RECORDS FOR PROCESSING:
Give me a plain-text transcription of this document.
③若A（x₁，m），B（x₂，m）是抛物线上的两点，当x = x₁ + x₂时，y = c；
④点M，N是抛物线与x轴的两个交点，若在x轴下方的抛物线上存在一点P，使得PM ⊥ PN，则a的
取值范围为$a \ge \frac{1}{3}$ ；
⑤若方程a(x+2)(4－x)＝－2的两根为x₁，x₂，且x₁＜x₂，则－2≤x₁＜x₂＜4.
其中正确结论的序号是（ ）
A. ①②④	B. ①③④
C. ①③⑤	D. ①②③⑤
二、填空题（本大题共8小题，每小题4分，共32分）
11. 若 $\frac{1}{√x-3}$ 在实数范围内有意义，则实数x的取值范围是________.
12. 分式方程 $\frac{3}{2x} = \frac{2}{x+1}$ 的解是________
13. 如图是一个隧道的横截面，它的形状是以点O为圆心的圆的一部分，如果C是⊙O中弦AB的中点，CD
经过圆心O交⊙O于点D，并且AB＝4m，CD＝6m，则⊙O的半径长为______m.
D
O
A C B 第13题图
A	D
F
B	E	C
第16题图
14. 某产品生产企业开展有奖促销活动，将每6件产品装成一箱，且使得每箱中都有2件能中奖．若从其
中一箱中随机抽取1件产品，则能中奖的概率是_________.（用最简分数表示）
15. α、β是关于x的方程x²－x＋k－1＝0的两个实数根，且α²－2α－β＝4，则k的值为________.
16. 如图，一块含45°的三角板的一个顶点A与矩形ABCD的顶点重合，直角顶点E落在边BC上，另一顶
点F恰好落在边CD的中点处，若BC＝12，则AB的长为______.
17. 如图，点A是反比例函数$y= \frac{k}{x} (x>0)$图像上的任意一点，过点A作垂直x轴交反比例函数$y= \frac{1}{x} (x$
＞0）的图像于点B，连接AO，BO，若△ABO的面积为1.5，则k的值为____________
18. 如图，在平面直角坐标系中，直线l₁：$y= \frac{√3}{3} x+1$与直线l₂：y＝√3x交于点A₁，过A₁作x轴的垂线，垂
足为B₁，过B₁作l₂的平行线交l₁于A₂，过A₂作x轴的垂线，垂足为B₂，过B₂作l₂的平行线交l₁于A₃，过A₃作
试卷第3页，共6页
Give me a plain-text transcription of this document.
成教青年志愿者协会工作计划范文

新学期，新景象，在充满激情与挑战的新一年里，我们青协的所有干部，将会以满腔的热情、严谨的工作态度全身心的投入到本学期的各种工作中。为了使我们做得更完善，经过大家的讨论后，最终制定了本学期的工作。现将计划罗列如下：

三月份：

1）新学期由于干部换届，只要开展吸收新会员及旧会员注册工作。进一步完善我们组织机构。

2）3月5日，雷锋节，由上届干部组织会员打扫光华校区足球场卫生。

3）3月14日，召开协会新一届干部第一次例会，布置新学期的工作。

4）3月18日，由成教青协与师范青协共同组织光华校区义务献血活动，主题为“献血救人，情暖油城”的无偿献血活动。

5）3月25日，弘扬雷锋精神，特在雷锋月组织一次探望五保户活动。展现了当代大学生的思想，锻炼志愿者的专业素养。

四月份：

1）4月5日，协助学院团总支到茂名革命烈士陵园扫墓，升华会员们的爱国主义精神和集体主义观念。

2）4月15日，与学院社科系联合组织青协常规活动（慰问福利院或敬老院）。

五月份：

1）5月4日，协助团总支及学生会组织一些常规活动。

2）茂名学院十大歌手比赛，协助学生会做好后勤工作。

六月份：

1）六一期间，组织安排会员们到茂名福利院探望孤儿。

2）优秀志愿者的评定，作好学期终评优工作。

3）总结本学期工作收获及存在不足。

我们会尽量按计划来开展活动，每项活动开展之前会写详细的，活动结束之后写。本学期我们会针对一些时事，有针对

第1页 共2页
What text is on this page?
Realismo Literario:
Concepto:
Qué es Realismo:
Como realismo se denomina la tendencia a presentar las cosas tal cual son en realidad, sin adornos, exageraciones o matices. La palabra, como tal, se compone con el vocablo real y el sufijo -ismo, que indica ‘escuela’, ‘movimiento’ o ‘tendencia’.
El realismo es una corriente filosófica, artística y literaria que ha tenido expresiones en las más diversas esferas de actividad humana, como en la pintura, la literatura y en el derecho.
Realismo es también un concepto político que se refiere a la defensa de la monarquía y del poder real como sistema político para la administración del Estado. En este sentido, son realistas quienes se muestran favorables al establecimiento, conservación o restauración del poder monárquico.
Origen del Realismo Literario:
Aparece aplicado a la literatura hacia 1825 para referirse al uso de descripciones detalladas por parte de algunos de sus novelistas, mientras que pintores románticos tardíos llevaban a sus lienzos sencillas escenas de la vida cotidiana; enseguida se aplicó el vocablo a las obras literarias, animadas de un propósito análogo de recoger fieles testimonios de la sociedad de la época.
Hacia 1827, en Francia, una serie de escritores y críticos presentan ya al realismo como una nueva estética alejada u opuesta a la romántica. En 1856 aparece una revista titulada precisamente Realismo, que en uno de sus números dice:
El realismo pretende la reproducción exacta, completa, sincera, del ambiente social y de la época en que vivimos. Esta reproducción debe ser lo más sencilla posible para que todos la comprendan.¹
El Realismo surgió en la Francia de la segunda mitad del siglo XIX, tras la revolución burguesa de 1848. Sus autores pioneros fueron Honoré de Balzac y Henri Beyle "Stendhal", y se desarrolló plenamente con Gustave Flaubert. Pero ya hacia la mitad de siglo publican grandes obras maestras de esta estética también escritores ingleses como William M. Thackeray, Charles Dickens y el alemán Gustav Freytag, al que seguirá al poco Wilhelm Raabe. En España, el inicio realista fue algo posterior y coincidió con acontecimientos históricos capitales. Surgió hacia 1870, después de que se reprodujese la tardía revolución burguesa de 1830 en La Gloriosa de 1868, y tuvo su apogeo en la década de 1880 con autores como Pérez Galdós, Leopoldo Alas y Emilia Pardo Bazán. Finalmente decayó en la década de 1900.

INSTRUCTIONS TO FOLLOW: Every line of the data above should be copied exactly.

TASK OUTPUT:
Give me a plain-text transcription of this document.
③若A（x₁，m），B（x₂，m）是抛物线上的两点，当x = x₁ + x₂时，y = c；
④点M，N是抛物线与x轴的两个交点，若在x轴下方的抛物线上存在一点P，使得PM ⊥ PN，则a的
取值范围为$a \ge \frac{1}{3}$ ；
⑤若方程a(x+2)(4－x)＝－2的两根为x₁，x₂，且x₁＜x₂，则－2≤x₁＜x₂＜4.
其中正确结论的序号是（ ）
A. ①②④	B. ①③④
C. ①③⑤	D. ①②③⑤
二、填空题（本大题共8小题，每小题4分，共32分）
11. 若 $\frac{1}{√x-3}$ 在实数范围内有意义，则实数x的取值范围是________.
12. 分式方程 $\frac{3}{2x} = \frac{2}{x+1}$ 的解是________
13. 如图是一个隧道的横截面，它的形状是以点O为圆心的圆的一部分，如果C是⊙O中弦AB的中点，CD
经过圆心O交⊙O于点D，并且AB＝4m，CD＝6m，则⊙O的半径长为______m.
D
O
A C B 第13题图
A	D
F
B	E	C
第16题图
14. 某产品生产企业开展有奖促销活动，将每6件产品装成一箱，且使得每箱中都有2件能中奖．若从其
中一箱中随机抽取1件产品，则能中奖的概率是_________.（用最简分数表示）
15. α、β是关于x的方程x²－x＋k－1＝0的两个实数根，且α²－2α－β＝4，则k的值为________.
16. 如图，一块含45°的三角板的一个顶点A与矩形ABCD的顶点重合，直角顶点E落在边BC上，另一顶
点F恰好落在边CD的中点处，若BC＝12，则AB的长为______.
17. 如图，点A是反比例函数$y= \frac{k}{x} (x>0)$图像上的任意一点，过点A作垂直x轴交反比例函数$y= \frac{1}{x} (x$
＞0）的图像于点B，连接AO，BO，若△ABO的面积为1.5，则k的值为____________
18. 如图，在平面直角坐标系中，直线l₁：$y= \frac{√3}{3} x+1$与直线l₂：y＝√3x交于点A₁，过A₁作x轴的垂线，垂
足为B₁，过B₁作l₂的平行线交l₁于A₂，过A₂作x轴的垂线，垂足为B₂，过B₂作l₂的平行线交l₁于A₃，过A₃作
试卷第3页，共6页
Give me a plain-text transcription of this document.
成教青年志愿者协会工作计划范文

新学期，新景象，在充满激情与挑战的新一年里，我们青协的所有干部，将会以满腔的热情、严谨的工作态度全身心的投入到本学期的各种工作中。为了使我们做得更完善，经过大家的讨论后，最终制定了本学期的工作。现将计划罗列如下：

三月份：

1）新学期由于干部换届，只要开展吸收新会员及旧会员注册工作。进一步完善我们组织机构。

2）3月5日，雷锋节，由上届干部组织会员打扫光华校区足球场卫生。

3）3月14日，召开协会新一届干部第一次例会，布置新学期的工作。

4）3月18日，由成教青协与师范青协共同组织光华校区义务献血活动，主题为“献血救人，情暖油城”的无偿献血活动。

5）3月25日，弘扬雷锋精神，特在雷锋月组织一次探望五保户活动。展现了当代大学生的思想，锻炼志愿者的专业素养。

四月份：

1）4月5日，协助学院团总支到茂名革命烈士陵园扫墓，升华会员们的爱国主义精神和集体主义观念。

2）4月15日，与学院社科系联合组织青协常规活动（慰问福利院或敬老院）。

五月份：

1）5月4日，协助团总支及学生会组织一些常规活动。

2）茂名学院十大歌手比赛，协助学生会做好后勤工作。

六月份：

1）六一期间，组织安排会员们到茂名福利院探望孤儿。

2）优秀志愿者的评定，作好学期终评优工作。

3）总结本学期工作收获及存在不足。

我们会尽量按计划来开展活动，每项活动开展之前会写详细的，活动结束之后写。本学期我们会针对一些时事，有针对

第1页 共2页
What text is on this page?
Realismo Literario:
Concepto:
Qué es Realismo:
Como realismo se denomina la tendencia a presentar las cosas tal cual son en realidad, sin adornos, exageraciones o matices. La palabra, como tal, se compone con el vocablo real y el sufijo -ismo, que indica ‘escuela’, ‘movimiento’ o ‘tendencia’.
El realismo es una corriente filosófica, artística y literaria que ha tenido expresiones en las más diversas esferas de actividad humana, como en la pintura, la literatura y en el derecho.
Realismo es también un concepto político que se refiere a la defensa de la monarquía y del poder real como sistema político para la administración del Estado. En este sentido, son realistas quienes se muestran favorables al establecimiento, conservación o restauración del poder monárquico.
Origen del Realismo Literario:
Aparece aplicado a la literatura hacia 1825 para referirse al uso de descripciones detalladas por parte de algunos de sus novelistas, mientras que pintores románticos tardíos llevaban a sus lienzos sencillas escenas de la vida cotidiana; enseguida se aplicó el vocablo a las obras literarias, animadas de un propósito análogo de recoger fieles testimonios de la sociedad de la época.
Hacia 1827, en Francia, una serie de escritores y críticos presentan ya al realismo como una nueva estética alejada u opuesta a la romántica. En 1856 aparece una revista titulada precisamente Realismo, que en uno de sus números dice:
El realismo pretende la reproducción exacta, completa, sincera, del ambiente social y de la época en que vivimos. Esta reproducción debe ser lo más sencilla posible para que todos la comprendan.¹
El Realismo surgió en la Francia de la segunda mitad del siglo XIX, tras la revolución burguesa de 1848. Sus autores pioneros fueron Honoré de Balzac y Henri Beyle "Stendhal", y se desarrolló plenamente con Gustave Flaubert. Pero ya hacia la mitad de siglo publican grandes obras maestras de esta estética también escritores ingleses como William M. Thackeray, Charles Dickens y el alemán Gustav Freytag, al que seguirá al poco Wilhelm Raabe. En España, el inicio realista fue algo posterior y coincidió con acontecimientos históricos capitales. Surgió hacia 1870, después de que se reprodujese la tardía revolución burguesa de 1830 en La Gloriosa de 1868, y tuvo su apogeo en la década de 1880 con autores como Pérez Galdós, Leopoldo Alas y Emilia Pardo Bazán. Finalmente decayó en la década de 1900.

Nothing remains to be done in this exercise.